### RECORDED DATA
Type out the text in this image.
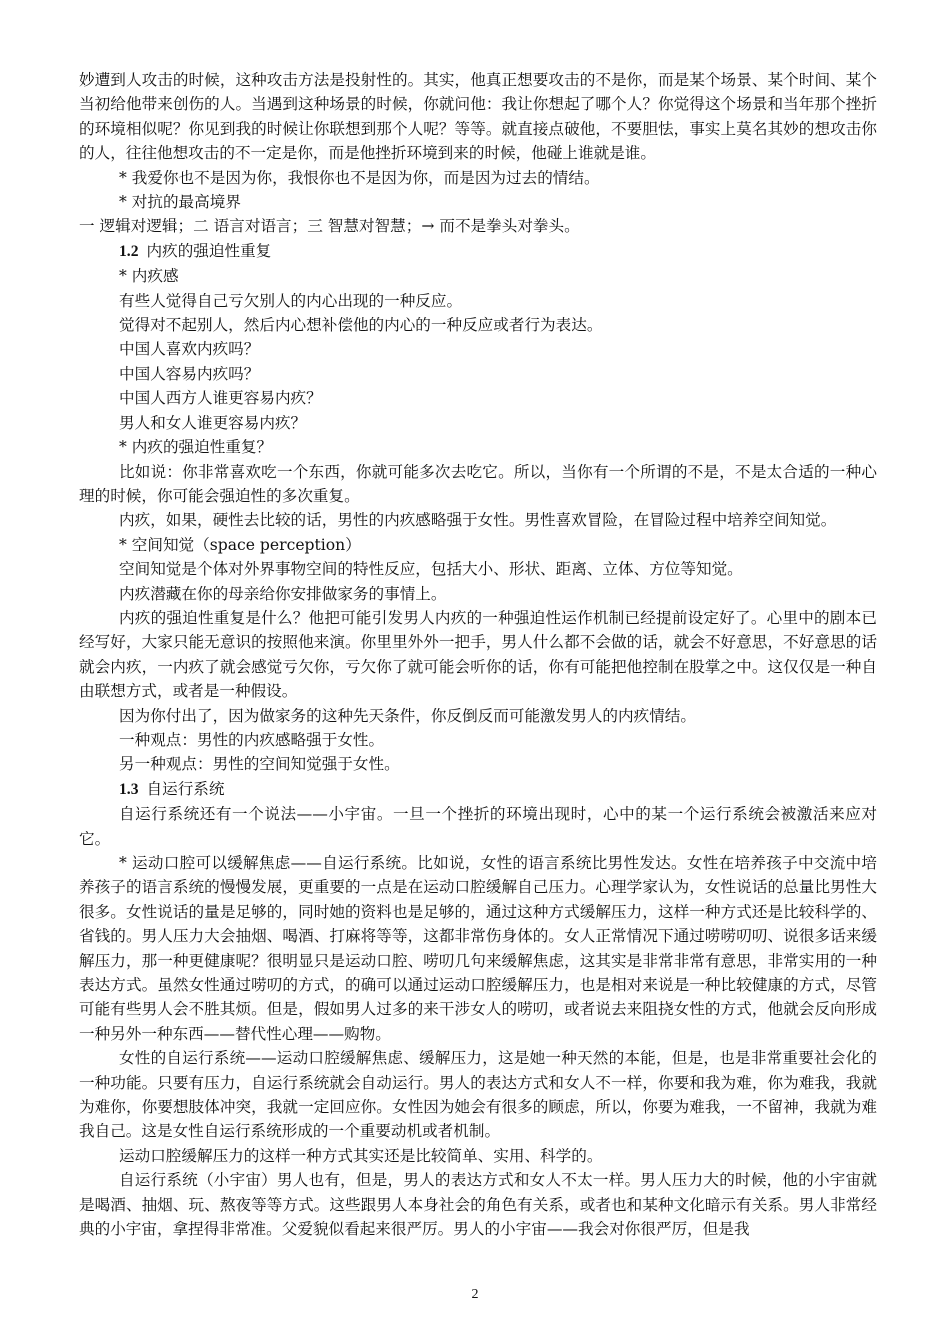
妙遭到人攻击的时候，这种攻击方法是投射性的。其实，他真正想要攻击的不是你，而是某个场景、某个时间、某个当初给他带来创伤的人。当遇到这种场景的时候，你就问他：我让你想起了哪个人？你觉得这个场景和当年那个挫折的环境相似呢？你见到我的时候让你联想到那个人呢？等等。就直接点破他，不要胆怯，事实上莫名其妙的想攻击你的人，往往他想攻击的不一定是你，而是他挫折环境到来的时候，他碰上谁就是谁。

* 我爱你也不是因为你，我恨你也不是因为你，而是因为过去的情结。

* 对抗的最高境界

一 逻辑对逻辑；二 语言对语言；三 智慧对智慧；→ 而不是拳头对拳头。

1.2 内疚的强迫性重复

* 内疚感

有些人觉得自己亏欠别人的内心出现的一种反应。

觉得对不起别人，然后内心想补偿他的内心的一种反应或者行为表达。

中国人喜欢内疚吗？

中国人容易内疚吗？

中国人西方人谁更容易内疚？

男人和女人谁更容易内疚？

* 内疚的强迫性重复？

比如说：你非常喜欢吃一个东西，你就可能多次去吃它。所以，当你有一个所谓的不是，不是太合适的一种心理的时候，你可能会强迫性的多次重复。

内疚，如果，硬性去比较的话，男性的内疚感略强于女性。男性喜欢冒险，在冒险过程中培养空间知觉。

* 空间知觉（space perception）

空间知觉是个体对外界事物空间的特性反应，包括大小、形状、距离、立体、方位等知觉。

内疚潜藏在你的母亲给你安排做家务的事情上。

内疚的强迫性重复是什么？他把可能引发男人内疚的一种强迫性运作机制已经提前设定好了。心里中的剧本已经写好，大家只能无意识的按照他来演。你里里外外一把手，男人什么都不会做的话，就会不好意思，不好意思的话就会内疚，一内疚了就会感觉亏欠你，亏欠你了就可能会听你的话，你有可能把他控制在股掌之中。这仅仅是一种自由联想方式，或者是一种假设。

因为你付出了，因为做家务的这种先天条件，你反倒反而可能激发男人的内疚情结。

一种观点：男性的内疚感略强于女性。

另一种观点：男性的空间知觉强于女性。

1.3 自运行系统

自运行系统还有一个说法——小宇宙。一旦一个挫折的环境出现时，心中的某一个运行系统会被激活来应对它。

* 运动口腔可以缓解焦虑——自运行系统。比如说，女性的语言系统比男性发达。女性在培养孩子中交流中培养孩子的语言系统的慢慢发展，更重要的一点是在运动口腔缓解自己压力。心理学家认为，女性说话的总量比男性大很多。女性说话的量是足够的，同时她的资料也是足够的，通过这种方式缓解压力，这样一种方式还是比较科学的、省钱的。男人压力大会抽烟、喝酒、打麻将等等，这都非常伤身体的。女人正常情况下通过唠唠叨叨、说很多话来缓解压力，那一种更健康呢？很明显只是运动口腔、唠叨几句来缓解焦虑，这其实是非常非常有意思，非常实用的一种表达方式。虽然女性通过唠叨的方式，的确可以通过运动口腔缓解压力，也是相对来说是一种比较健康的方式，尽管可能有些男人会不胜其烦。但是，假如男人过多的来干涉女人的唠叨，或者说去来阻挠女性的方式，他就会反向形成一种另外一种东西——替代性心理——购物。

女性的自运行系统——运动口腔缓解焦虑、缓解压力，这是她一种天然的本能，但是，也是非常重要社会化的一种功能。只要有压力，自运行系统就会自动运行。男人的表达方式和女人不一样，你要和我为难，你为难我，我就为难你，你要想肢体冲突，我就一定回应你。女性因为她会有很多的顾虑，所以，你要为难我，一不留神，我就为难我自己。这是女性自运行系统形成的一个重要动机或者机制。

运动口腔缓解压力的这样一种方式其实还是比较简单、实用、科学的。

自运行系统（小宇宙）男人也有，但是，男人的表达方式和女人不太一样。男人压力大的时候，他的小宇宙就是喝酒、抽烟、玩、熬夜等等方式。这些跟男人本身社会的角色有关系，或者也和某种文化暗示有关系。男人非常经典的小宇宙，拿捏得非常准。父爱貌似看起来很严厉。男人的小宇宙——我会对你很严厉，但是我

2
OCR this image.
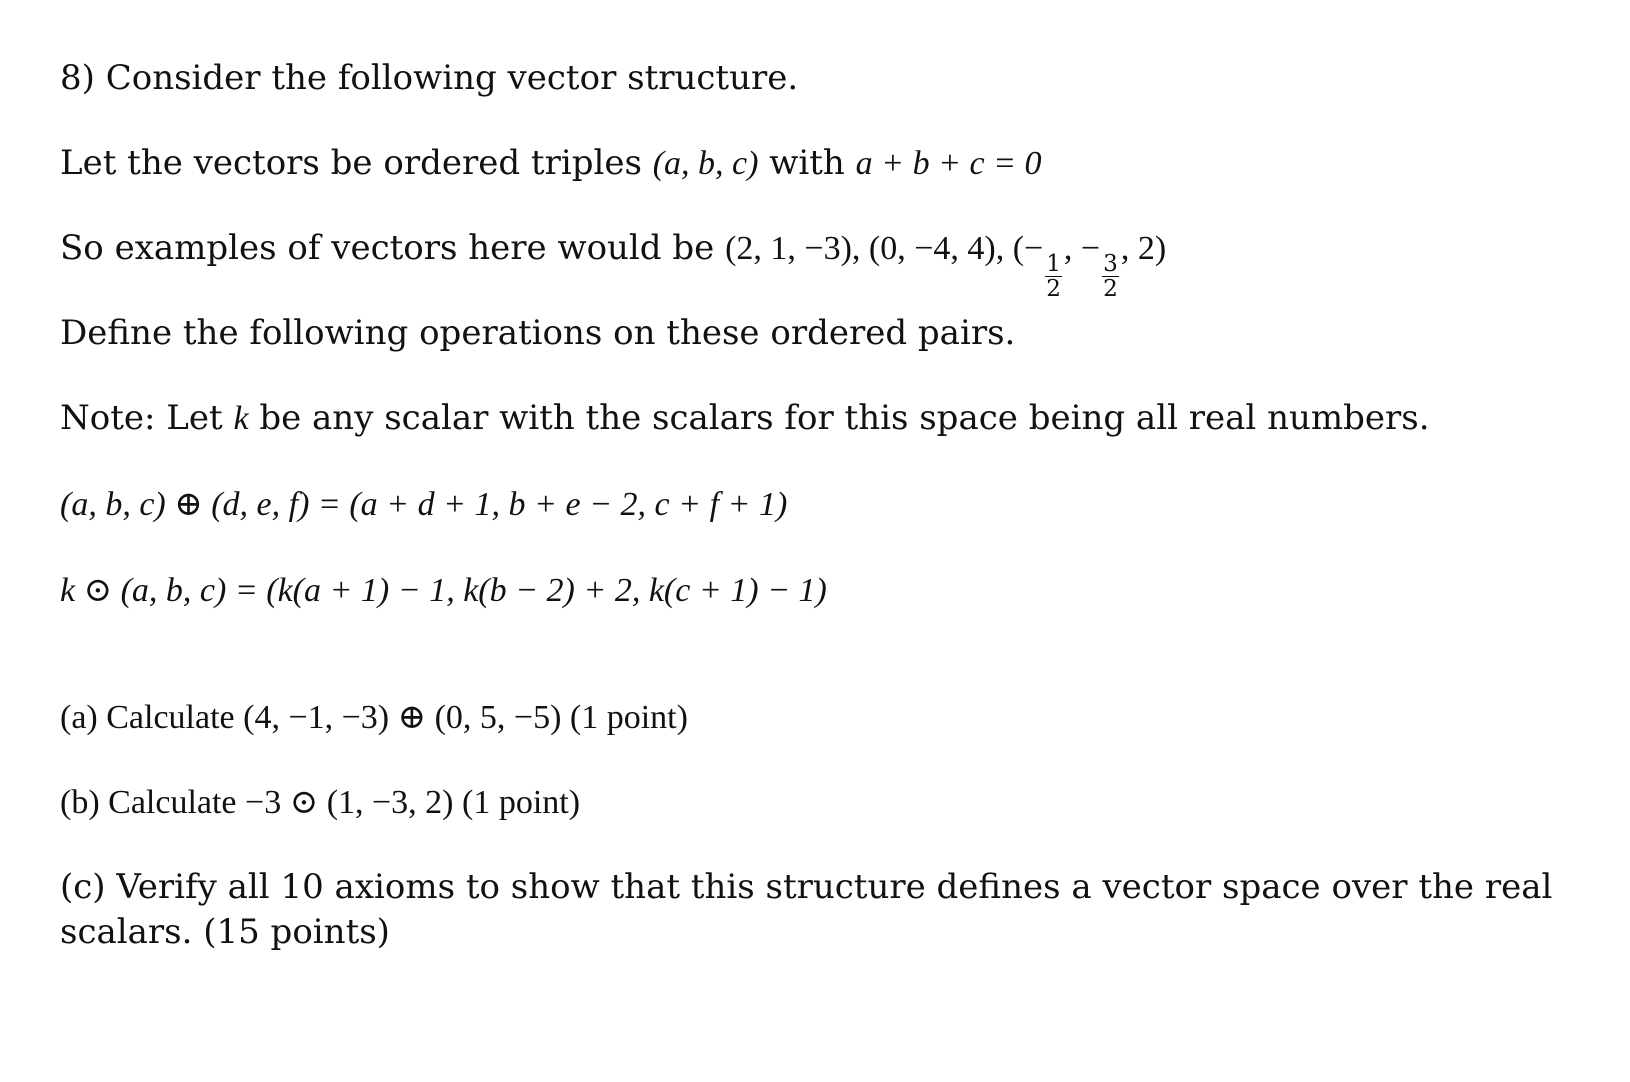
8) Consider the following vector structure.
Let the vectors be ordered triples (a, b, c) with a + b + c = 0
So examples of vectors here would be (2, 1, −3), (0, −4, 4), (−
$\frac{1}{2}$
, −
$\frac{3}{2}$
, 2)
Define the following operations on these ordered pairs.
Note: Let k be any scalar with the scalars for this space being all real numbers.
(a, b, c) ⊕ (d, e, f) = (a + d + 1, b + e − 2, c + f + 1)
k ⊙ (a, b, c) = (k(a + 1) − 1, k(b − 2) + 2, k(c + 1) − 1)
(a) Calculate (4, −1, −3) ⊕ (0, 5, −5) (1 point)
(b) Calculate −3 ⊙ (1, −3, 2) (1 point)
(c) Verify all 10 axioms to show that this structure defines a vector space over the real scalars. (15 points)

### THE PROBLEM
Determine the number of lines containing "space". Write only that number.

### RESULT OF THIS TASK
3